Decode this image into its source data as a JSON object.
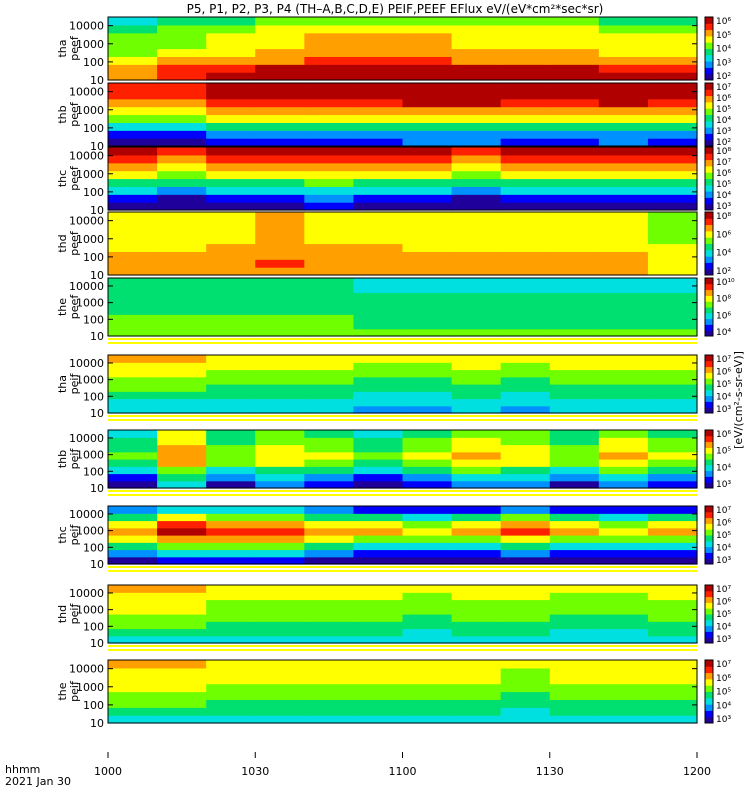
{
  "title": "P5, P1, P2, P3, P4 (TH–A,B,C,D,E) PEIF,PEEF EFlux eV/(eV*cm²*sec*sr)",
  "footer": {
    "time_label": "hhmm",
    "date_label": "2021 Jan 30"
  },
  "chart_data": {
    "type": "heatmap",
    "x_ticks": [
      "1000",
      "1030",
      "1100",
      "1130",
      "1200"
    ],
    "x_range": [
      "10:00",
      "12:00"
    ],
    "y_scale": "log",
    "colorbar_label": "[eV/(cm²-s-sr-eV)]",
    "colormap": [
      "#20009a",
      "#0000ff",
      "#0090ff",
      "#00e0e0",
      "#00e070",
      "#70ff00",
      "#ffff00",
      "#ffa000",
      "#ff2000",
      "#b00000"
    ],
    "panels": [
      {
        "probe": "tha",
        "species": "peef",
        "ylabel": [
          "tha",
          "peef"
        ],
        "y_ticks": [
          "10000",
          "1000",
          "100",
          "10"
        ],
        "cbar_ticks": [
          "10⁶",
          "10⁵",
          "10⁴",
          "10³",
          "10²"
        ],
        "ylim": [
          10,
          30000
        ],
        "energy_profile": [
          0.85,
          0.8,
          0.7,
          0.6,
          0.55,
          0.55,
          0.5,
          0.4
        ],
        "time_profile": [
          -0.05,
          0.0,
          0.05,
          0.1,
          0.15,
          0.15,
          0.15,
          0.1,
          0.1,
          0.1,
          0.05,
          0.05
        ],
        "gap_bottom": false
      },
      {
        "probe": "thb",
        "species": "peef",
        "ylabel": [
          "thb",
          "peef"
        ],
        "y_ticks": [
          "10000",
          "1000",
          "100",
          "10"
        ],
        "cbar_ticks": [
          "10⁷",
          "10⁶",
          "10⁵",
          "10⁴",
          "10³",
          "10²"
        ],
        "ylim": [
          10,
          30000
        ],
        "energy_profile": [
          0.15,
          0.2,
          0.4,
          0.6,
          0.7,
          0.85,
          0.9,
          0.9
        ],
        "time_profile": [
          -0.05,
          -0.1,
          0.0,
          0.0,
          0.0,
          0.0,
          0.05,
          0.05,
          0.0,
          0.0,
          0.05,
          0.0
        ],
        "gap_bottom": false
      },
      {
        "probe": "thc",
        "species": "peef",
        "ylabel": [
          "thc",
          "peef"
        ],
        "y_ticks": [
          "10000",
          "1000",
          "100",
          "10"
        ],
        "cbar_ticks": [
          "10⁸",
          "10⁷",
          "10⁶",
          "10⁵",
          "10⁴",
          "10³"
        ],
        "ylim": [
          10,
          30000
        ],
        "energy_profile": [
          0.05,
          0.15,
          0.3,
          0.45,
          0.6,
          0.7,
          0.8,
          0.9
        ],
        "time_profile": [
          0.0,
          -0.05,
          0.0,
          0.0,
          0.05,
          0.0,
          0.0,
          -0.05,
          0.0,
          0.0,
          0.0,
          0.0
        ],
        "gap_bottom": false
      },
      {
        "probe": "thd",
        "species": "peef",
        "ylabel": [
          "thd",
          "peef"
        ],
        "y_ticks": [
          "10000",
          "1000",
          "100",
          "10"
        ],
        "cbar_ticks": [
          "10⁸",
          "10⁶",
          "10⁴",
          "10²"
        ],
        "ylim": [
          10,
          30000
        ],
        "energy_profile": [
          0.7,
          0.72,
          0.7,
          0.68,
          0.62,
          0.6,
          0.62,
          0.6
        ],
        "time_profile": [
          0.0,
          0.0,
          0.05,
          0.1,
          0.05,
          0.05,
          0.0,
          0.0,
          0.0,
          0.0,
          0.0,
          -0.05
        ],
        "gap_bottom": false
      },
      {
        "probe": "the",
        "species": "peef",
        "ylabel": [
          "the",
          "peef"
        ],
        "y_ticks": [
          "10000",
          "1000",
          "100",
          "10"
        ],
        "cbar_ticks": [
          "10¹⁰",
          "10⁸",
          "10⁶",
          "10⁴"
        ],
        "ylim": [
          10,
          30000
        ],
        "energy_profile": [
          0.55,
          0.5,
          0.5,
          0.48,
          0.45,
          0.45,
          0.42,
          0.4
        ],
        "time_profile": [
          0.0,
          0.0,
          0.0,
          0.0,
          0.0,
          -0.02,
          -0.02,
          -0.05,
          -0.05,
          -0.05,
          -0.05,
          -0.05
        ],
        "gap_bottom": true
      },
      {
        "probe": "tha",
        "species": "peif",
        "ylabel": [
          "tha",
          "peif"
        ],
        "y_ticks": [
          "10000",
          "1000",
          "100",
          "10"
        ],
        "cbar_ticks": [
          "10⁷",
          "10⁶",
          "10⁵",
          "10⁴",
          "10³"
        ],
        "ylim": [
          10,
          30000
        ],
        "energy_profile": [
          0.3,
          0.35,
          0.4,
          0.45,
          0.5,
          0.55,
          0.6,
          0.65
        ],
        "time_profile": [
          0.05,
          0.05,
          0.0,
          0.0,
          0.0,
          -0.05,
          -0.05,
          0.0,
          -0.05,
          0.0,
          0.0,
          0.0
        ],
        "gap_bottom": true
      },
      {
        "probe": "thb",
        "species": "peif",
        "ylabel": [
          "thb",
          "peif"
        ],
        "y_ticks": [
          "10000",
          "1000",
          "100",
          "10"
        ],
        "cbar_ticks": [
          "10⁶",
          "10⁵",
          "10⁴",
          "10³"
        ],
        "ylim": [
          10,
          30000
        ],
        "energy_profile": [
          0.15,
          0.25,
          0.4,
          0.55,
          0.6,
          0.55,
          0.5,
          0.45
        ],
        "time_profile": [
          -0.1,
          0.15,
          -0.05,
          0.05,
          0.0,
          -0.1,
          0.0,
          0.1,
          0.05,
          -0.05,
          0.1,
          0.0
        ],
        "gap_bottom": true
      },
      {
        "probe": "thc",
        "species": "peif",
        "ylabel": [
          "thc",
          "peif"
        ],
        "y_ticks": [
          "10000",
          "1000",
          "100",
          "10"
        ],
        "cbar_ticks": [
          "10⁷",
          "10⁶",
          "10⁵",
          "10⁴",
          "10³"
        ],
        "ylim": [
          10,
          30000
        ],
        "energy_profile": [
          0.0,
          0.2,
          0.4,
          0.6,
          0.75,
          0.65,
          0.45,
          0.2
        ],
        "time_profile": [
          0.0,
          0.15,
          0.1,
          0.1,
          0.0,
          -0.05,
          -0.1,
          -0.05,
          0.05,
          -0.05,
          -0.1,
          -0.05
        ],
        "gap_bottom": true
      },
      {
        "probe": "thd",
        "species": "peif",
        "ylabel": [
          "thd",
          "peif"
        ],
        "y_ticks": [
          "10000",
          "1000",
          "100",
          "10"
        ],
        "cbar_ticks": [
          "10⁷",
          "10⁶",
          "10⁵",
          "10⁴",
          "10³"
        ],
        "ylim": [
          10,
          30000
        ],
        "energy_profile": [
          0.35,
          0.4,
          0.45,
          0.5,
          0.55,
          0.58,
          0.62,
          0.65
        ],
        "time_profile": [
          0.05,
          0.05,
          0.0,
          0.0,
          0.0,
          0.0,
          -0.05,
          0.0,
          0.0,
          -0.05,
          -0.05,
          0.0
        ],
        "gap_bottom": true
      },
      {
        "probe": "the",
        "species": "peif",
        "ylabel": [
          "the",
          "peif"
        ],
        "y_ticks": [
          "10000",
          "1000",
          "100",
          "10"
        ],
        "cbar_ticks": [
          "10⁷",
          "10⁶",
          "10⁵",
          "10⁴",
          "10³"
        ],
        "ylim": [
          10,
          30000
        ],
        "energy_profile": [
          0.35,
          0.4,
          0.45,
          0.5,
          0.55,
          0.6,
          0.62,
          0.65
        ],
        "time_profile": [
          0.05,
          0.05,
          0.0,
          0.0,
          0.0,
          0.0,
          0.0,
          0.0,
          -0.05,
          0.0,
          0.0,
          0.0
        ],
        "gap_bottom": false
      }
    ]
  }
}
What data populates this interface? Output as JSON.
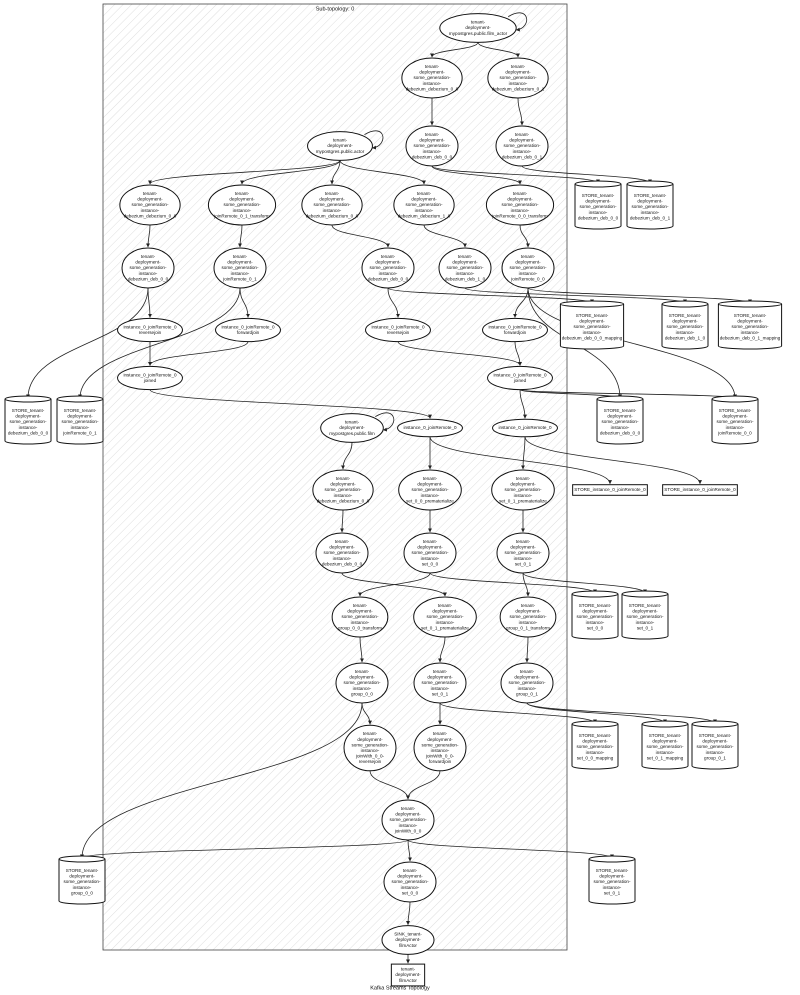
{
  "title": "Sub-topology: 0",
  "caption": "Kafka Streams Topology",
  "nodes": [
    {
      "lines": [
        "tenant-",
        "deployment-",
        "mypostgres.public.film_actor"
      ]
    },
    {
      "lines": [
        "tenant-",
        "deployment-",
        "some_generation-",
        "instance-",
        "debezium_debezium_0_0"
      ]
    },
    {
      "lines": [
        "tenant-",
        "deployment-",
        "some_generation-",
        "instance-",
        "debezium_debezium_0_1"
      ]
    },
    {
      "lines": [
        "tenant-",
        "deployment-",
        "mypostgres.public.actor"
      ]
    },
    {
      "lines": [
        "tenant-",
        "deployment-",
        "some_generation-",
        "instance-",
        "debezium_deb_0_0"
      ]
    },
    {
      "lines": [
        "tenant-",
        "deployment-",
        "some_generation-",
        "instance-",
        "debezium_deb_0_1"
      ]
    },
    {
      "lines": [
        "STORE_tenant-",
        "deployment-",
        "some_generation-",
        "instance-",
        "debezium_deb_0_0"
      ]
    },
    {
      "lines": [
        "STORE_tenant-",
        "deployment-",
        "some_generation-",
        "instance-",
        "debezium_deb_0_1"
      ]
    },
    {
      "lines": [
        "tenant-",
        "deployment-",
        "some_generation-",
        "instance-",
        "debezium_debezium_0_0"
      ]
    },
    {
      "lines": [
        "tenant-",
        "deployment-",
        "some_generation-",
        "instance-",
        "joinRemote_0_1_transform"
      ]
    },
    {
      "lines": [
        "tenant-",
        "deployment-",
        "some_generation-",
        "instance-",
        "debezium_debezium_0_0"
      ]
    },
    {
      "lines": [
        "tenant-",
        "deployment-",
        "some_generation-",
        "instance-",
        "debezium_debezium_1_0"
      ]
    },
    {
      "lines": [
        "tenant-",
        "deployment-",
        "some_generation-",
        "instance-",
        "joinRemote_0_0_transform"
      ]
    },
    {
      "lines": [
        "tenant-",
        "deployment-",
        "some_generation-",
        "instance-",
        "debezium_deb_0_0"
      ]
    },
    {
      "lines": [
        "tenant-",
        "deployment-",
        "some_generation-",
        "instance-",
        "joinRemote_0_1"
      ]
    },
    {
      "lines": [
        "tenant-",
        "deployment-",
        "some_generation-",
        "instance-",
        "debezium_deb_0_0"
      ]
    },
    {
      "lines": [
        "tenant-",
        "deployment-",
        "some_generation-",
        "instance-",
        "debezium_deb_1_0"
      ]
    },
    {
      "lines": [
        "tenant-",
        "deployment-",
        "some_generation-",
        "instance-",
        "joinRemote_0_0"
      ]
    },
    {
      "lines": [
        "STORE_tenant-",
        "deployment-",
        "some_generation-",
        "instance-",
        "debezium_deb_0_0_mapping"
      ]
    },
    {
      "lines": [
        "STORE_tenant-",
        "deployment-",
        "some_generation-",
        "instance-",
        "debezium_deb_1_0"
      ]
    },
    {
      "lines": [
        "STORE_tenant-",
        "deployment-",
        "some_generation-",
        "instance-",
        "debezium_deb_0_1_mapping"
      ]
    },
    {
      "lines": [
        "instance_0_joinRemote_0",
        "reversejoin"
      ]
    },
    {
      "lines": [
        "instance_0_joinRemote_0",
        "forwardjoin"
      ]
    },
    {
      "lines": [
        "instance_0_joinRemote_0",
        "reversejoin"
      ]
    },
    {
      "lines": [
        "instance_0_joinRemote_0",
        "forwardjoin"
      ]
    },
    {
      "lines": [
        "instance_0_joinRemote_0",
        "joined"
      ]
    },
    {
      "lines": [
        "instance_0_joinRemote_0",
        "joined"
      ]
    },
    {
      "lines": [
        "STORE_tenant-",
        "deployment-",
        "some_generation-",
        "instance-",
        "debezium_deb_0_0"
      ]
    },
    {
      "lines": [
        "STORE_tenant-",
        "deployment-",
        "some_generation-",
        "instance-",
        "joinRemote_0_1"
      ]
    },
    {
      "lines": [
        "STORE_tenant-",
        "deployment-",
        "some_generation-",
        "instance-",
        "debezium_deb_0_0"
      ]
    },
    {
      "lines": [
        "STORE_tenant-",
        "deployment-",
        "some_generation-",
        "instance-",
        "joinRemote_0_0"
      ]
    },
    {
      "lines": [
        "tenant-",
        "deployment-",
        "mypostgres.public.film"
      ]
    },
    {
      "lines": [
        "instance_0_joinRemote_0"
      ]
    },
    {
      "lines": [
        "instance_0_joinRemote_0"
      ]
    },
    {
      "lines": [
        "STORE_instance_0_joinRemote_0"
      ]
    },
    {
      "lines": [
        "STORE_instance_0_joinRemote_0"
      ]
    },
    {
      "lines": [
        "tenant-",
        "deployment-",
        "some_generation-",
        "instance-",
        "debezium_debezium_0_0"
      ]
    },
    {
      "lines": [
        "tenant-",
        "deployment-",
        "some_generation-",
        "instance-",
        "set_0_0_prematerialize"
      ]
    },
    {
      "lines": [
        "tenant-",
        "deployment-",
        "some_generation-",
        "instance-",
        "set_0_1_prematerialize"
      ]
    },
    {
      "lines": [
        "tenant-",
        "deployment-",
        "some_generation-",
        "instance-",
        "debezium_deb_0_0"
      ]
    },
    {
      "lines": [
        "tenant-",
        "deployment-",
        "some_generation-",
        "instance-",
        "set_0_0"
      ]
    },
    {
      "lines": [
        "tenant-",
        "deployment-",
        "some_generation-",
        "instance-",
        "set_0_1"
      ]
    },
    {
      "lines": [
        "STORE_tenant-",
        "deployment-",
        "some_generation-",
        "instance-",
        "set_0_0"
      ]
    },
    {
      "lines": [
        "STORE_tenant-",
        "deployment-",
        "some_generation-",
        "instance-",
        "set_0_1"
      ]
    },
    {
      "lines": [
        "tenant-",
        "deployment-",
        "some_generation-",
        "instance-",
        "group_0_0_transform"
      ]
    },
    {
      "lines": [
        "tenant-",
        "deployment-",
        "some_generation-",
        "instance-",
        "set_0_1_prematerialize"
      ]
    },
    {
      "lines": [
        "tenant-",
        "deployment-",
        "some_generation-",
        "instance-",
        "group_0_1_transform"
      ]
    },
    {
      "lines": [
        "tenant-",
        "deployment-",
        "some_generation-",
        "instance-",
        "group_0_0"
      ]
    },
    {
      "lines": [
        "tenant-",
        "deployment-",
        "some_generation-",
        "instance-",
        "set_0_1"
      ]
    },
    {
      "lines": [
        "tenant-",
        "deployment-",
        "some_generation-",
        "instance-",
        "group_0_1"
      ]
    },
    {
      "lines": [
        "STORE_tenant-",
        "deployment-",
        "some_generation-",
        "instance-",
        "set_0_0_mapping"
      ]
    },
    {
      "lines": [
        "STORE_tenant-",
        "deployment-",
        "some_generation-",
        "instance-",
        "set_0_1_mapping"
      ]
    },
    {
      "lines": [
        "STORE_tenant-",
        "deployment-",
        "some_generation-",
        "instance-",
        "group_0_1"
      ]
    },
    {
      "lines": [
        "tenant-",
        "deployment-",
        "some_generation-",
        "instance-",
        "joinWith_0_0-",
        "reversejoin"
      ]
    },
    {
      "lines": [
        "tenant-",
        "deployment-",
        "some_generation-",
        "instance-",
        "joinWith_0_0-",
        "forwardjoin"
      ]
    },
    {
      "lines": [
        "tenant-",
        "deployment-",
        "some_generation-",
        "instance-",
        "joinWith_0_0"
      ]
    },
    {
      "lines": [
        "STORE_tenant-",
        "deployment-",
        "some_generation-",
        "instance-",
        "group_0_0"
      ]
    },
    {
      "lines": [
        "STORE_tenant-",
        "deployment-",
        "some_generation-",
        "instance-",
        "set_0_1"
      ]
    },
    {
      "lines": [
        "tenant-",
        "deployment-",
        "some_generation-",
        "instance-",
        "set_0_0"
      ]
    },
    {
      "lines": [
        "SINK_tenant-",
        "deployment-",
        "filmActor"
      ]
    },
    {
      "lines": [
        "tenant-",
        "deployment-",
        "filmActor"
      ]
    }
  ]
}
━━━━━━━━━━
◆ What this task involves
Read the data above and pull out each line that holds the string "mypostgres".

◆ Task output
        "mypostgres.public.film_actor"
        "mypostgres.public.actor"
        "mypostgres.public.film"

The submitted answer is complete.